━━━ TESTO RIPORTATO
Ad oggi sono circa 400 bambine o ragazze violentate, sequestrate, torturate e assassinate e 500 quelle scomparse nella città messicana che è anche “il crocevia di ogni genere di traffico: droga, persone, armi”. Una parte del problema quindi affonda nella criminalità organizzata, ma non solo. Ciudad Juárez, infatti, è una delle zone in cui emigrano donne provenienti dalle zone più povere del paese, soprattutto dal sud, alla ricerca di un lavoro. Dall’inizio degli anni 90 hanno iniziato a diffondersi le maquiladoras, fabbriche di assemblaggio di proprietà straniere, dove migliaia di ragazze lavorano per stipendi da fame. Studentesse, cameriere, domestiche, commesse o operaie sono le professioni che nella maggior parte dei casi svolgevano le donne uccise.
Le indagini da parte della polizia hanno ben pochi effetti, sono moltissime le vittime non ancora identificate, perchè ritrovate a molti mesi dal decesso. Madri e padri rassegnati al peggio, che hanno visto sparire le figlie e delle quali a distanza di anni ancora non sanno nulla, continuano a setacciare con gruppi di volontari la città ed il deserto circostante, dove spesso sono stati ritrovati dei resti umani e distribuiscono volantini con i propri numeri telefonici e la descrizione dettagliata delle scomparse.
━━━━━━
- [COMPITI DA SVOLGERE]
1 – Trascrivi dal testo su Ciudad Juárez tutto ciò che va da "Le indagini da" giù fino a "dettagliata delle scomparse.".
2 – Elenca le professioni che, secondo il testo su Ciudad Juárez, svolgevano nella maggior parte dei casi le donne uccise.
3 – Prosegui il testo su Ciudad Juárez a partire dalla sua ultima frase.
━━━ MATERIALE
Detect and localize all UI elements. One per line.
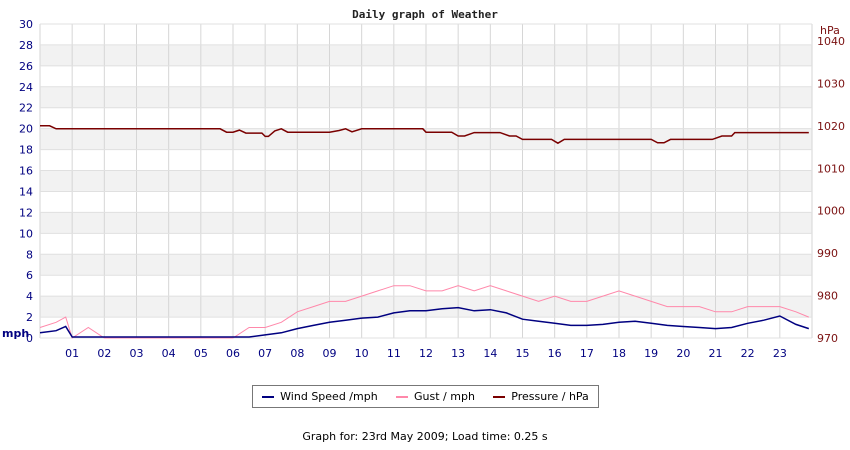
left-tick-label: 22 xyxy=(19,102,33,115)
left-tick-label: 30 xyxy=(19,18,33,31)
legend-item-pressure: Pressure / hPa xyxy=(493,390,589,403)
legend-item-gust: Gust / mph xyxy=(396,390,475,403)
legend-swatch-gust xyxy=(396,395,409,398)
x-tick-label: 08 xyxy=(290,347,304,360)
x-tick-label: 16 xyxy=(548,347,562,360)
left-tick-label: 14 xyxy=(19,185,33,198)
left-tick-label: 6 xyxy=(26,269,33,282)
right-tick-label: 980 xyxy=(817,290,838,303)
left-tick-label: 10 xyxy=(19,227,33,240)
chart-title: Daily graph of Weather xyxy=(352,8,498,21)
x-tick-label: 09 xyxy=(323,347,337,360)
x-tick-label: 13 xyxy=(451,347,465,360)
x-tick-label: 02 xyxy=(97,347,111,360)
right-axis-unit: hPa xyxy=(820,24,840,37)
left-tick-label: 24 xyxy=(19,81,33,94)
right-tick-label: 1040 xyxy=(817,35,845,48)
x-tick-label: 20 xyxy=(676,347,690,360)
x-tick-label: 19 xyxy=(644,347,658,360)
legend-swatch-wind xyxy=(262,395,275,398)
series-line-wind-speed xyxy=(39,306,810,338)
right-tick-label: 1010 xyxy=(817,162,845,175)
x-tick-label: 04 xyxy=(162,347,176,360)
weather-chart: Daily graph of Weather 02468101214161820… xyxy=(2,8,845,360)
left-axis-unit: mph xyxy=(2,327,29,340)
left-tick-label: 2 xyxy=(26,311,33,324)
left-tick-label: 8 xyxy=(26,248,33,261)
legend: Wind Speed /mph Gust / mph Pressure / hP… xyxy=(252,385,599,408)
x-tick-label: 17 xyxy=(580,347,594,360)
x-tick-label: 15 xyxy=(516,347,530,360)
left-tick-label: 28 xyxy=(19,39,33,52)
x-tick-label: 21 xyxy=(709,347,723,360)
x-tick-label: 12 xyxy=(419,347,433,360)
legend-item-wind: Wind Speed /mph xyxy=(262,390,378,403)
series-group xyxy=(39,125,810,339)
legend-label-pressure: Pressure / hPa xyxy=(511,390,589,403)
x-tick-label: 10 xyxy=(355,347,369,360)
left-tick-label: 26 xyxy=(19,60,33,73)
x-tick-label: 18 xyxy=(612,347,626,360)
x-tick-label: 03 xyxy=(130,347,144,360)
right-tick-label: 1000 xyxy=(817,205,845,218)
left-tick-label: 20 xyxy=(19,123,33,136)
x-axis: 01 02 03 04 05 06 07 08 09 10 11 12 13 14 15 16 17 18 19 20… xyxy=(65,347,787,360)
right-tick-label: 990 xyxy=(817,247,838,260)
left-tick-label: 18 xyxy=(19,144,33,157)
right-axis: 970 980 990 1000 1010 1020 1030 1040 xyxy=(817,35,845,345)
series-line-pressure xyxy=(40,125,809,145)
left-tick-label: 0 xyxy=(26,332,33,345)
left-tick-label: 16 xyxy=(19,165,33,178)
legend-label-wind: Wind Speed /mph xyxy=(280,390,378,403)
x-tick-label: 06 xyxy=(226,347,240,360)
right-tick-label: 1020 xyxy=(817,120,845,133)
x-tick-label: 23 xyxy=(773,347,787,360)
footer-text: Graph for: 23rd May 2009; Load time: 0.2… xyxy=(302,430,548,443)
right-tick-label: 970 xyxy=(817,332,838,345)
left-tick-label: 4 xyxy=(26,290,33,303)
x-tick-label: 14 xyxy=(483,347,497,360)
x-tick-label: 11 xyxy=(387,347,401,360)
left-tick-label: 12 xyxy=(19,206,33,219)
x-tick-label: 01 xyxy=(65,347,79,360)
legend-swatch-pressure xyxy=(493,395,506,398)
legend-label-gust: Gust / mph xyxy=(414,390,475,403)
x-tick-label: 22 xyxy=(741,347,755,360)
x-tick-label: 07 xyxy=(258,347,272,360)
x-tick-label: 05 xyxy=(194,347,208,360)
series-line-gust xyxy=(39,285,809,339)
right-tick-label: 1030 xyxy=(817,77,845,90)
━━━━━━
- [RISPOSTE FORNITE]
1 –
Le indagini da parte della polizia hanno ben pochi effetti, sono moltissime le vittime non ancora identificate, perchè ritrovate a molti mesi dal decesso. Madri e padri rassegnati al peggio, che hanno visto sparire le figlie e delle quali a distanza di anni ancora non sanno nulla, continuano a setacciare con gruppi di volontari la città ed il deserto circostante, dove spesso sono stati ritrovati dei resti umani e distribuiscono volantini con i propri numeri telefonici e la descrizione dettagliata delle scomparse.

2 – Studentesse, cameriere, domestiche, commesse, operaie.

3 –
Perchè nessuno dimentichi, croci rosa sono disseminate ovunque nella città e “all’ingresso del ponte internazionale di Santa Fe (...) in memoria delle donne scomparse c’è una grande targa rosa a forma di crocifisso nella quale sono confitti centinaia di chiodi. Vi si leggono i nomi di tutte le vittime, con un appello: “Ni una más!” (Non una di più!)”, con la speranza che Ciudad Juárez non sia più la capitale mondiale del femminicidio " (recensione al libro La città che uccide le donne. Inchiesta a Ciudad Juárez , Autore Marc Fernandez e Jean dal sito http://www.recensionilibri.info/e107_plugins/content/content.php?content.38)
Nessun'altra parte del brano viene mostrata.